◆ TASK INSTRUCTIONS:
The entries below are to be repeated exactly as they stand.

##### TASK DATA #####

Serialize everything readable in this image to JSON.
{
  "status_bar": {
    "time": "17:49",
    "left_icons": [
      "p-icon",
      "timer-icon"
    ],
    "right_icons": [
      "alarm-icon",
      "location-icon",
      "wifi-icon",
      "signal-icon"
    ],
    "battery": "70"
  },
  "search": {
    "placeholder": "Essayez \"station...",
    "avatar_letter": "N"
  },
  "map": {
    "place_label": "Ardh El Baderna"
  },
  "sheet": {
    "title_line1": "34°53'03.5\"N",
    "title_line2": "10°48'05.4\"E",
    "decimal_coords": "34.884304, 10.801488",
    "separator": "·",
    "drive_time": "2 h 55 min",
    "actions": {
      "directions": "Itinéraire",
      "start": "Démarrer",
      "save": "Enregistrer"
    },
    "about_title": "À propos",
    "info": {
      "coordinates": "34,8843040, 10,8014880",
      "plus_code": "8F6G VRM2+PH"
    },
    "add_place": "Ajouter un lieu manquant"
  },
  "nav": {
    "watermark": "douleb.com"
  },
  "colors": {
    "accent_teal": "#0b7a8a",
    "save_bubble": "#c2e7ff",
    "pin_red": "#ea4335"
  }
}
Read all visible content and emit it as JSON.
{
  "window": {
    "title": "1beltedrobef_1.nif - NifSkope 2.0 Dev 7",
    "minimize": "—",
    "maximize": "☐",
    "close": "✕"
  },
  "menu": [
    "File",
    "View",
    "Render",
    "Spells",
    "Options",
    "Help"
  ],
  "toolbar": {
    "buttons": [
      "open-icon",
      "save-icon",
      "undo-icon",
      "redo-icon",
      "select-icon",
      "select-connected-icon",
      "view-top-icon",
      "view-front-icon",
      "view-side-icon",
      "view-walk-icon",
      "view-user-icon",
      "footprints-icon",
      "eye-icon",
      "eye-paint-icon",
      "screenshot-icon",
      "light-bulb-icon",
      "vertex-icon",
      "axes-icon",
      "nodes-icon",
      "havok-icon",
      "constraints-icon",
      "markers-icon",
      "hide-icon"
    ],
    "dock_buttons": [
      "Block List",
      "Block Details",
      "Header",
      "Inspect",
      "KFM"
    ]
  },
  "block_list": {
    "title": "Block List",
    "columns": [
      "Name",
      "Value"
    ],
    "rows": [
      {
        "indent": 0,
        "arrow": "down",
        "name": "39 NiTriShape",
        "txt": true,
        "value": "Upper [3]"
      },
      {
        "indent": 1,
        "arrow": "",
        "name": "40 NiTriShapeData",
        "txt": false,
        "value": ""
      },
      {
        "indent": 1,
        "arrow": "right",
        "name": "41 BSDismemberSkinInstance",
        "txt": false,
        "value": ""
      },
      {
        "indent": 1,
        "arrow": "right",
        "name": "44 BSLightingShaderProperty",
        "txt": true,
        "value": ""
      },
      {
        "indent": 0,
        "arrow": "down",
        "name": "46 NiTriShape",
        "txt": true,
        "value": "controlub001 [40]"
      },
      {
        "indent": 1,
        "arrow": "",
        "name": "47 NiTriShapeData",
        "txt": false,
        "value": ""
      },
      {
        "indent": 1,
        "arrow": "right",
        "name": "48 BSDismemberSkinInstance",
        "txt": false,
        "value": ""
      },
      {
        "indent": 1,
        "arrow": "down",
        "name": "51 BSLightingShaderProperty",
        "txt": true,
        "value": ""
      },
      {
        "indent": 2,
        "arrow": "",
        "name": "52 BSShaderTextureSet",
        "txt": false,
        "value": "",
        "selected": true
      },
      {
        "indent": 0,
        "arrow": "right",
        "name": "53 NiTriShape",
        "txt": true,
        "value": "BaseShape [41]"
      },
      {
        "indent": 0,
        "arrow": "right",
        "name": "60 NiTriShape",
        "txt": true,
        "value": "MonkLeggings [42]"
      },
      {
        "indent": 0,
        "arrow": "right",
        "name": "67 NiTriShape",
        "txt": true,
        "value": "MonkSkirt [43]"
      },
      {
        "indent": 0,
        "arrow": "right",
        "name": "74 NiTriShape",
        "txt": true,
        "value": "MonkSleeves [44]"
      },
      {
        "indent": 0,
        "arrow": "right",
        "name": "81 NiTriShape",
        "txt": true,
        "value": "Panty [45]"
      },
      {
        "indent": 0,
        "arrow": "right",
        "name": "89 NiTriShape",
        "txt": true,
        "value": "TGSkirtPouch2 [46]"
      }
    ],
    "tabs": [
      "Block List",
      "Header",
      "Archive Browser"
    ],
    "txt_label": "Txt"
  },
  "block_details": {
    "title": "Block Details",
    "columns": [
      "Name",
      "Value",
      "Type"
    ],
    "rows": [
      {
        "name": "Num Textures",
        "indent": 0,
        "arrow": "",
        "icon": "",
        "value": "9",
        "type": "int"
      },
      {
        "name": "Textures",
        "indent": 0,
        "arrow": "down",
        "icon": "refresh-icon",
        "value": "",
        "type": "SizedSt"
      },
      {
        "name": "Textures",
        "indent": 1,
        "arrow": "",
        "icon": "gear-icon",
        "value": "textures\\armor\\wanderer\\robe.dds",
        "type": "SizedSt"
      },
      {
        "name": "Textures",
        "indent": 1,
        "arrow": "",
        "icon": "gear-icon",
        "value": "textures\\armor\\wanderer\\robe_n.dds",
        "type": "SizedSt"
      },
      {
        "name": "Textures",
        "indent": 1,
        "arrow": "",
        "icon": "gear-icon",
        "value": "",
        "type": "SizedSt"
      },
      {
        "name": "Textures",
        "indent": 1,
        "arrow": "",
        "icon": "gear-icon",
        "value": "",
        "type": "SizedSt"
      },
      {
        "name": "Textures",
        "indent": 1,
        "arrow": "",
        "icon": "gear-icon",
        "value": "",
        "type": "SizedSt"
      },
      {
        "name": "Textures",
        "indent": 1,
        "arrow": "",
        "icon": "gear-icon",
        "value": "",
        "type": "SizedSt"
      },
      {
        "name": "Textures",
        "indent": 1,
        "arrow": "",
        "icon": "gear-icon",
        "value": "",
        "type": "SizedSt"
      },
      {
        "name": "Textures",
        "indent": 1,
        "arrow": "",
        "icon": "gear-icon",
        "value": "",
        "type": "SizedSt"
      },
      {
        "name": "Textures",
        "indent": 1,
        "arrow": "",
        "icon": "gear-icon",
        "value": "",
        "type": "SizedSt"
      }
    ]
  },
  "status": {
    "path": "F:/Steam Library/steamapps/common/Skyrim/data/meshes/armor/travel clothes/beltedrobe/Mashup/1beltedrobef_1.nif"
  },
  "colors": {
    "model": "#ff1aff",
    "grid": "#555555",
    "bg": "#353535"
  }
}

#####

◆ CORRECT ANSWER:
Serialize everything readable in this image to JSON.
{
  "status_bar": {
    "time": "17:49",
    "left_icons": [
      "p-icon",
      "timer-icon"
    ],
    "right_icons": [
      "alarm-icon",
      "location-icon",
      "wifi-icon",
      "signal-icon"
    ],
    "battery": "70"
  },
  "search": {
    "placeholder": "Essayez \"station...",
    "avatar_letter": "N"
  },
  "map": {
    "place_label": "Ardh El Baderna"
  },
  "sheet": {
    "title_line1": "34°53'03.5\"N",
    "title_line2": "10°48'05.4\"E",
    "decimal_coords": "34.884304, 10.801488",
    "separator": "·",
    "drive_time": "2 h 55 min",
    "actions": {
      "directions": "Itinéraire",
      "start": "Démarrer",
      "save": "Enregistrer"
    },
    "about_title": "À propos",
    "info": {
      "coordinates": "34,8843040, 10,8014880",
      "plus_code": "8F6G VRM2+PH"
    },
    "add_place": "Ajouter un lieu manquant"
  },
  "nav": {
    "watermark": "douleb.com"
  },
  "colors": {
    "accent_teal": "#0b7a8a",
    "save_bubble": "#c2e7ff",
    "pin_red": "#ea4335"
  }
}
Read all visible content and emit it as JSON.
{
  "window": {
    "title": "1beltedrobef_1.nif - NifSkope 2.0 Dev 7",
    "minimize": "—",
    "maximize": "☐",
    "close": "✕"
  },
  "menu": [
    "File",
    "View",
    "Render",
    "Spells",
    "Options",
    "Help"
  ],
  "toolbar": {
    "buttons": [
      "open-icon",
      "save-icon",
      "undo-icon",
      "redo-icon",
      "select-icon",
      "select-connected-icon",
      "view-top-icon",
      "view-front-icon",
      "view-side-icon",
      "view-walk-icon",
      "view-user-icon",
      "footprints-icon",
      "eye-icon",
      "eye-paint-icon",
      "screenshot-icon",
      "light-bulb-icon",
      "vertex-icon",
      "axes-icon",
      "nodes-icon",
      "havok-icon",
      "constraints-icon",
      "markers-icon",
      "hide-icon"
    ],
    "dock_buttons": [
      "Block List",
      "Block Details",
      "Header",
      "Inspect",
      "KFM"
    ]
  },
  "block_list": {
    "title": "Block List",
    "columns": [
      "Name",
      "Value"
    ],
    "rows": [
      {
        "indent": 0,
        "arrow": "down",
        "name": "39 NiTriShape",
        "txt": true,
        "value": "Upper [3]"
      },
      {
        "indent": 1,
        "arrow": "",
        "name": "40 NiTriShapeData",
        "txt": false,
        "value": ""
      },
      {
        "indent": 1,
        "arrow": "right",
        "name": "41 BSDismemberSkinInstance",
        "txt": false,
        "value": ""
      },
      {
        "indent": 1,
        "arrow": "right",
        "name": "44 BSLightingShaderProperty",
        "txt": true,
        "value": ""
      },
      {
        "indent": 0,
        "arrow": "down",
        "name": "46 NiTriShape",
        "txt": true,
        "value": "controlub001 [40]"
      },
      {
        "indent": 1,
        "arrow": "",
        "name": "47 NiTriShapeData",
        "txt": false,
        "value": ""
      },
      {
        "indent": 1,
        "arrow": "right",
        "name": "48 BSDismemberSkinInstance",
        "txt": false,
        "value": ""
      },
      {
        "indent": 1,
        "arrow": "down",
        "name": "51 BSLightingShaderProperty",
        "txt": true,
        "value": ""
      },
      {
        "indent": 2,
        "arrow": "",
        "name": "52 BSShaderTextureSet",
        "txt": false,
        "value": "",
        "selected": true
      },
      {
        "indent": 0,
        "arrow": "right",
        "name": "53 NiTriShape",
        "txt": true,
        "value": "BaseShape [41]"
      },
      {
        "indent": 0,
        "arrow": "right",
        "name": "60 NiTriShape",
        "txt": true,
        "value": "MonkLeggings [42]"
      },
      {
        "indent": 0,
        "arrow": "right",
        "name": "67 NiTriShape",
        "txt": true,
        "value": "MonkSkirt [43]"
      },
      {
        "indent": 0,
        "arrow": "right",
        "name": "74 NiTriShape",
        "txt": true,
        "value": "MonkSleeves [44]"
      },
      {
        "indent": 0,
        "arrow": "right",
        "name": "81 NiTriShape",
        "txt": true,
        "value": "Panty [45]"
      },
      {
        "indent": 0,
        "arrow": "right",
        "name": "89 NiTriShape",
        "txt": true,
        "value": "TGSkirtPouch2 [46]"
      }
    ],
    "tabs": [
      "Block List",
      "Header",
      "Archive Browser"
    ],
    "txt_label": "Txt"
  },
  "block_details": {
    "title": "Block Details",
    "columns": [
      "Name",
      "Value",
      "Type"
    ],
    "rows": [
      {
        "name": "Num Textures",
        "indent": 0,
        "arrow": "",
        "icon": "",
        "value": "9",
        "type": "int"
      },
      {
        "name": "Textures",
        "indent": 0,
        "arrow": "down",
        "icon": "refresh-icon",
        "value": "",
        "type": "SizedSt"
      },
      {
        "name": "Textures",
        "indent": 1,
        "arrow": "",
        "icon": "gear-icon",
        "value": "textures\\armor\\wanderer\\robe.dds",
        "type": "SizedSt"
      },
      {
        "name": "Textures",
        "indent": 1,
        "arrow": "",
        "icon": "gear-icon",
        "value": "textures\\armor\\wanderer\\robe_n.dds",
        "type": "SizedSt"
      },
      {
        "name": "Textures",
        "indent": 1,
        "arrow": "",
        "icon": "gear-icon",
        "value": "",
        "type": "SizedSt"
      },
      {
        "name": "Textures",
        "indent": 1,
        "arrow": "",
        "icon": "gear-icon",
        "value": "",
        "type": "SizedSt"
      },
      {
        "name": "Textures",
        "indent": 1,
        "arrow": "",
        "icon": "gear-icon",
        "value": "",
        "type": "SizedSt"
      },
      {
        "name": "Textures",
        "indent": 1,
        "arrow": "",
        "icon": "gear-icon",
        "value": "",
        "type": "SizedSt"
      },
      {
        "name": "Textures",
        "indent": 1,
        "arrow": "",
        "icon": "gear-icon",
        "value": "",
        "type": "SizedSt"
      },
      {
        "name": "Textures",
        "indent": 1,
        "arrow": "",
        "icon": "gear-icon",
        "value": "",
        "type": "SizedSt"
      },
      {
        "name": "Textures",
        "indent": 1,
        "arrow": "",
        "icon": "gear-icon",
        "value": "",
        "type": "SizedSt"
      }
    ]
  },
  "status": {
    "path": "F:/Steam Library/steamapps/common/Skyrim/data/meshes/armor/travel clothes/beltedrobe/Mashup/1beltedrobef_1.nif"
  },
  "colors": {
    "model": "#ff1aff",
    "grid": "#555555",
    "bg": "#353535"
  }
}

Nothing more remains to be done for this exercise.